Records shown:
+++++
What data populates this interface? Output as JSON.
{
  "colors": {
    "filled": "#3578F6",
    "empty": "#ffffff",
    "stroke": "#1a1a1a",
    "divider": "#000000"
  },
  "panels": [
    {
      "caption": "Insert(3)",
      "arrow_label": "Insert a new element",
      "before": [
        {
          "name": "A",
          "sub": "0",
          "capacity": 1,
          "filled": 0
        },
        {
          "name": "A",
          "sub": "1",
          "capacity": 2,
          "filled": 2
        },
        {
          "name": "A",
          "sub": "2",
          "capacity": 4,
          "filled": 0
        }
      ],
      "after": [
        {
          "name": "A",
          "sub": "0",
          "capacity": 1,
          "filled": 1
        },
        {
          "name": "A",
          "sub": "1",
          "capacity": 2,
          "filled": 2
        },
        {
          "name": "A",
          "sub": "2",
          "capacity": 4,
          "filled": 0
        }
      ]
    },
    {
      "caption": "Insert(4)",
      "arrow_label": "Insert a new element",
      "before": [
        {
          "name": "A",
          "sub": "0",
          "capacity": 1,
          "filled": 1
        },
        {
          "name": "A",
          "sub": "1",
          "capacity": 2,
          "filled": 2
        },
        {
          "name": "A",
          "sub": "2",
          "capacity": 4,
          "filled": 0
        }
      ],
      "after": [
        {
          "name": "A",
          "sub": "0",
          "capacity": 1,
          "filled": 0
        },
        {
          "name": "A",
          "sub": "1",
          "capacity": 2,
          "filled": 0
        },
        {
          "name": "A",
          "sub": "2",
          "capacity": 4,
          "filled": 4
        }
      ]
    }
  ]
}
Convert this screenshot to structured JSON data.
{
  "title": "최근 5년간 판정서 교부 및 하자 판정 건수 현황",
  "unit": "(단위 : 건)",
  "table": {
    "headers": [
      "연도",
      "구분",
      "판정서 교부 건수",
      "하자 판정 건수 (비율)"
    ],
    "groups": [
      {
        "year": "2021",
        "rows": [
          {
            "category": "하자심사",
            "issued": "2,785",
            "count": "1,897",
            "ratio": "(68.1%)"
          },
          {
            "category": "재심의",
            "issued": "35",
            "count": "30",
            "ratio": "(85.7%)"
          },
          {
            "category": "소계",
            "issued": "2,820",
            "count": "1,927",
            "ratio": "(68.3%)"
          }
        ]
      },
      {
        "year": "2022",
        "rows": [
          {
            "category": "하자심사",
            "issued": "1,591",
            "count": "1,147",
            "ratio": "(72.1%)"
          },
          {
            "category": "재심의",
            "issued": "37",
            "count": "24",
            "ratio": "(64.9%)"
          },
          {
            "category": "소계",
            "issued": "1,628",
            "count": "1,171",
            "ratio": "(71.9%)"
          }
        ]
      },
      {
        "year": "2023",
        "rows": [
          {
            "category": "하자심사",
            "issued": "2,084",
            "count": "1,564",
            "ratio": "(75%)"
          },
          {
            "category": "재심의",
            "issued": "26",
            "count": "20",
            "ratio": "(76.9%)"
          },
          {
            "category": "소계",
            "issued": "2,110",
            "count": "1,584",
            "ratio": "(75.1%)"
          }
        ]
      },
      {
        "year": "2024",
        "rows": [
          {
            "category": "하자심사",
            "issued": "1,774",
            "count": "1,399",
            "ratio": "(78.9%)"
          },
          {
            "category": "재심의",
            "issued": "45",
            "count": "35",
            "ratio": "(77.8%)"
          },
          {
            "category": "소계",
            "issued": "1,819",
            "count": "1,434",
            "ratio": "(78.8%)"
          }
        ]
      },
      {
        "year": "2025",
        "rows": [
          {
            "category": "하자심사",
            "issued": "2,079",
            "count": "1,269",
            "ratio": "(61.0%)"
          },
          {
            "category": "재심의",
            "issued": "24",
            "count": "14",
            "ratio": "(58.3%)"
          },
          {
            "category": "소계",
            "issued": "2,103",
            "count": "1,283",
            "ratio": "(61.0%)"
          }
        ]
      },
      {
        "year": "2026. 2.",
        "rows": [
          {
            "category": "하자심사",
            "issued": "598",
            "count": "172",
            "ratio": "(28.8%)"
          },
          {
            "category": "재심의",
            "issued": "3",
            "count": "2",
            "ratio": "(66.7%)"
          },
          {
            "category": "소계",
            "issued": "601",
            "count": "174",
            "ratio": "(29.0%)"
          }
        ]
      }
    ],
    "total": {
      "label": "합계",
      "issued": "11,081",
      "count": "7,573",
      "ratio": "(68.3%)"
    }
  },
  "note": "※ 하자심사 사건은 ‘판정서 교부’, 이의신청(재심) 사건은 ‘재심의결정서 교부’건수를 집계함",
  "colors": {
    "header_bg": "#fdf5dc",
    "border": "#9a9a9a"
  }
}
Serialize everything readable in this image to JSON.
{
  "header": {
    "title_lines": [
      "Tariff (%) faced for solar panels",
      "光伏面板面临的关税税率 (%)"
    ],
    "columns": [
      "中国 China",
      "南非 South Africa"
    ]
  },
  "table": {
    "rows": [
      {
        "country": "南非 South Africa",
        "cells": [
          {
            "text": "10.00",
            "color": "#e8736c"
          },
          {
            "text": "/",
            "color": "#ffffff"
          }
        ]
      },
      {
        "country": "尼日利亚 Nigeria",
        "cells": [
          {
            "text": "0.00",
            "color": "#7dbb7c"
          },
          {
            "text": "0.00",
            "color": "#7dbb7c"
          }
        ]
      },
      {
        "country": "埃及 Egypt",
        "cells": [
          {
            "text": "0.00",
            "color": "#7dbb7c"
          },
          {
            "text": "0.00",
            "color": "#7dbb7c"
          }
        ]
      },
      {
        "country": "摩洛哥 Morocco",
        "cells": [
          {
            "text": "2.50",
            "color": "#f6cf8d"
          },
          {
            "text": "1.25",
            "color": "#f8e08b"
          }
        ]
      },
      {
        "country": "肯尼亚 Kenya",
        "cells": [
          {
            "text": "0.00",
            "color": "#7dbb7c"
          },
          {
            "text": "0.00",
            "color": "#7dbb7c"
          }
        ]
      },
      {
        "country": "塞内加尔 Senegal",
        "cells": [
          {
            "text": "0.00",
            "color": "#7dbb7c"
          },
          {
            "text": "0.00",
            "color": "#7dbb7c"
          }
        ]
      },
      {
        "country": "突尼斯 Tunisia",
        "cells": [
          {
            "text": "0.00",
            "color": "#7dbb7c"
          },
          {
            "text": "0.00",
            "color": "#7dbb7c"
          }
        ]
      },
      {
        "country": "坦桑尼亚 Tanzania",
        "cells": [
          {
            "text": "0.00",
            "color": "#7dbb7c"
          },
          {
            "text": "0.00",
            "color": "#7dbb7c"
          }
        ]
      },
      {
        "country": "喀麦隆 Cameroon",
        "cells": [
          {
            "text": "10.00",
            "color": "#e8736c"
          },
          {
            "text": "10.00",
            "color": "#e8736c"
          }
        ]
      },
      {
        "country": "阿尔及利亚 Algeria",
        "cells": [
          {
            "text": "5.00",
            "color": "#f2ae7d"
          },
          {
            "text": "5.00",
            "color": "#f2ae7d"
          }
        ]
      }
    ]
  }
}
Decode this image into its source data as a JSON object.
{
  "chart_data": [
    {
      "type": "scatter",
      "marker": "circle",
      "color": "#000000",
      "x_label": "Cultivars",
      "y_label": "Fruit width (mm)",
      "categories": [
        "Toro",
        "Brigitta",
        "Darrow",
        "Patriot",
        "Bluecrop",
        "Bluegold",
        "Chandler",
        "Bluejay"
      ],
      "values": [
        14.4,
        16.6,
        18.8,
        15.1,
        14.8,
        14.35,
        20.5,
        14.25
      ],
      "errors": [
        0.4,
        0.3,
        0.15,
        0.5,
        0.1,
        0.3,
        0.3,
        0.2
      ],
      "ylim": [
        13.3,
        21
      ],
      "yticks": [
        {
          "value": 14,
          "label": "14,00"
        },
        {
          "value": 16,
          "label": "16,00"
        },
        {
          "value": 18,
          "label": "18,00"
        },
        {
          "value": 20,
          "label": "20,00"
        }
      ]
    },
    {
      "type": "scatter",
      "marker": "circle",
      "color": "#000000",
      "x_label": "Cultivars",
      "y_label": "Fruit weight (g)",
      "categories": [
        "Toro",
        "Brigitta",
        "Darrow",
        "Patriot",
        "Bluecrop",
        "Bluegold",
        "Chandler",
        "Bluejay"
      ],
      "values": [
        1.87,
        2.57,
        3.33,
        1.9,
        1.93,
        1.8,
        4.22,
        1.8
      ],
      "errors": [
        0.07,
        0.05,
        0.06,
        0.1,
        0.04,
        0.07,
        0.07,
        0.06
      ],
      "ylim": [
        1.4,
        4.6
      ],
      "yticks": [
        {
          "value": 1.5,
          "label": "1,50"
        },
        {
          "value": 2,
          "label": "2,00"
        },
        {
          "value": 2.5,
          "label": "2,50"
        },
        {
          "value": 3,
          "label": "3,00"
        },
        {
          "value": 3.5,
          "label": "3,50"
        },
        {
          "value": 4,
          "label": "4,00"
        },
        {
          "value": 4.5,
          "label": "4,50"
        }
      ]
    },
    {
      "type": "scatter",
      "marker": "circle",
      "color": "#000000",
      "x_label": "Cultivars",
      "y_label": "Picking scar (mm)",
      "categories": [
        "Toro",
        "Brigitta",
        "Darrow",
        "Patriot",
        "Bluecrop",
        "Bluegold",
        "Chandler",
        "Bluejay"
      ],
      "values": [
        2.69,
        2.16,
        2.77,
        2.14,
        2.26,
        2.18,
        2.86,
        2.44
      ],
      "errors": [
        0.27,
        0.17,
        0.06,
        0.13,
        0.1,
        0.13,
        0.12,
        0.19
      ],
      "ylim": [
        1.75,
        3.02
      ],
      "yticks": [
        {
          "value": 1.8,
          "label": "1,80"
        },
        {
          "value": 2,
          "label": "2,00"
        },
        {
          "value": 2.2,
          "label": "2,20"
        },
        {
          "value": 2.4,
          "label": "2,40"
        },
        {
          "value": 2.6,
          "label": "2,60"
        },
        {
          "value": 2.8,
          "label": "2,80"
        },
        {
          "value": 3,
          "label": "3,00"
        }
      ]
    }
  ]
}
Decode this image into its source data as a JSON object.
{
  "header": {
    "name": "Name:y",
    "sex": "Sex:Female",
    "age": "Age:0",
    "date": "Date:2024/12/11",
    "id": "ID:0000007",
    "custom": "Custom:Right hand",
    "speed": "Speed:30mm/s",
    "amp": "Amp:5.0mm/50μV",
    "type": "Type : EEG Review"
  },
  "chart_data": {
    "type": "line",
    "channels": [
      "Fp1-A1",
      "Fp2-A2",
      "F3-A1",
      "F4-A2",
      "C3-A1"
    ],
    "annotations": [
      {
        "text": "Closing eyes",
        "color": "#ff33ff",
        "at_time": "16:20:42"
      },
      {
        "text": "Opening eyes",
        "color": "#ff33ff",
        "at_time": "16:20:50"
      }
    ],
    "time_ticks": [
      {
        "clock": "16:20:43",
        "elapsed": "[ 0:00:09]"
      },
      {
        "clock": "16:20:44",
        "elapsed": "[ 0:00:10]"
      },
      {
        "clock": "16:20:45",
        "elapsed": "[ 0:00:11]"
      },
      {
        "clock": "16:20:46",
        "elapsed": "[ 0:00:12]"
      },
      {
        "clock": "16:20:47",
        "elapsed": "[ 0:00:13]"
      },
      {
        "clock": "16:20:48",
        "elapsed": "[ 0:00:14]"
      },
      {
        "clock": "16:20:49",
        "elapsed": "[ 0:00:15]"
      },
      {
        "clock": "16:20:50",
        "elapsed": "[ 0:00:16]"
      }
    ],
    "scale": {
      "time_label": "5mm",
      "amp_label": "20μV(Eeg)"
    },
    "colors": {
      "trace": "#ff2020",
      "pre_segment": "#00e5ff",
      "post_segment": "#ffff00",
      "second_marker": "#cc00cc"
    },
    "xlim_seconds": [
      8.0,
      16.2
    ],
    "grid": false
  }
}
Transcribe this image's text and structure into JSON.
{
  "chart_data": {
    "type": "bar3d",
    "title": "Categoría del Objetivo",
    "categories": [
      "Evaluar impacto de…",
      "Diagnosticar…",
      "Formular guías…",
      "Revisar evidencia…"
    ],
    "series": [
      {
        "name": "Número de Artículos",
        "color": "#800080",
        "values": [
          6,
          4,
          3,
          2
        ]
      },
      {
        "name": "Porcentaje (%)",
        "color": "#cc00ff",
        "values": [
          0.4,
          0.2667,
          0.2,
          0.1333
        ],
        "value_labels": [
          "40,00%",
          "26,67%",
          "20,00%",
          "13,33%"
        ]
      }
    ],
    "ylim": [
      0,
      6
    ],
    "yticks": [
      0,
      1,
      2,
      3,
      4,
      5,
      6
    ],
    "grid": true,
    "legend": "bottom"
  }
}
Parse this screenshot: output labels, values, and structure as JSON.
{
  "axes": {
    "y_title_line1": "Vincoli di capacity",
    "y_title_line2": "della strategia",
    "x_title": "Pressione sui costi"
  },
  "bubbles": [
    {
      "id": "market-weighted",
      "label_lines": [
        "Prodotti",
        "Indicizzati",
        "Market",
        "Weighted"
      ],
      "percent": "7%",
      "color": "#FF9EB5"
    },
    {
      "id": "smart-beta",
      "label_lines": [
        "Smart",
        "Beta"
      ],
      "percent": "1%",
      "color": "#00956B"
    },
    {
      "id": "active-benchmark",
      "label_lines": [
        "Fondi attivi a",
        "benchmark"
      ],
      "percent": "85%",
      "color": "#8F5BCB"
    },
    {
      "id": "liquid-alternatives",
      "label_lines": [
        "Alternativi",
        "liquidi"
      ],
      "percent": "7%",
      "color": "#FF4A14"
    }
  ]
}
+++++
Do this: Every line from the line containing "Parse this screenshot: output" to the last line of the material above must be repeated exactly, and no other line.

Reply to the task:
Parse this screenshot: output labels, values, and structure as JSON.
{
  "axes": {
    "y_title_line1": "Vincoli di capacity",
    "y_title_line2": "della strategia",
    "x_title": "Pressione sui costi"
  },
  "bubbles": [
    {
      "id": "market-weighted",
      "label_lines": [
        "Prodotti",
        "Indicizzati",
        "Market",
        "Weighted"
      ],
      "percent": "7%",
      "color": "#FF9EB5"
    },
    {
      "id": "smart-beta",
      "label_lines": [
        "Smart",
        "Beta"
      ],
      "percent": "1%",
      "color": "#00956B"
    },
    {
      "id": "active-benchmark",
      "label_lines": [
        "Fondi attivi a",
        "benchmark"
      ],
      "percent": "85%",
      "color": "#8F5BCB"
    },
    {
      "id": "liquid-alternatives",
      "label_lines": [
        "Alternativi",
        "liquidi"
      ],
      "percent": "7%",
      "color": "#FF4A14"
    }
  ]
}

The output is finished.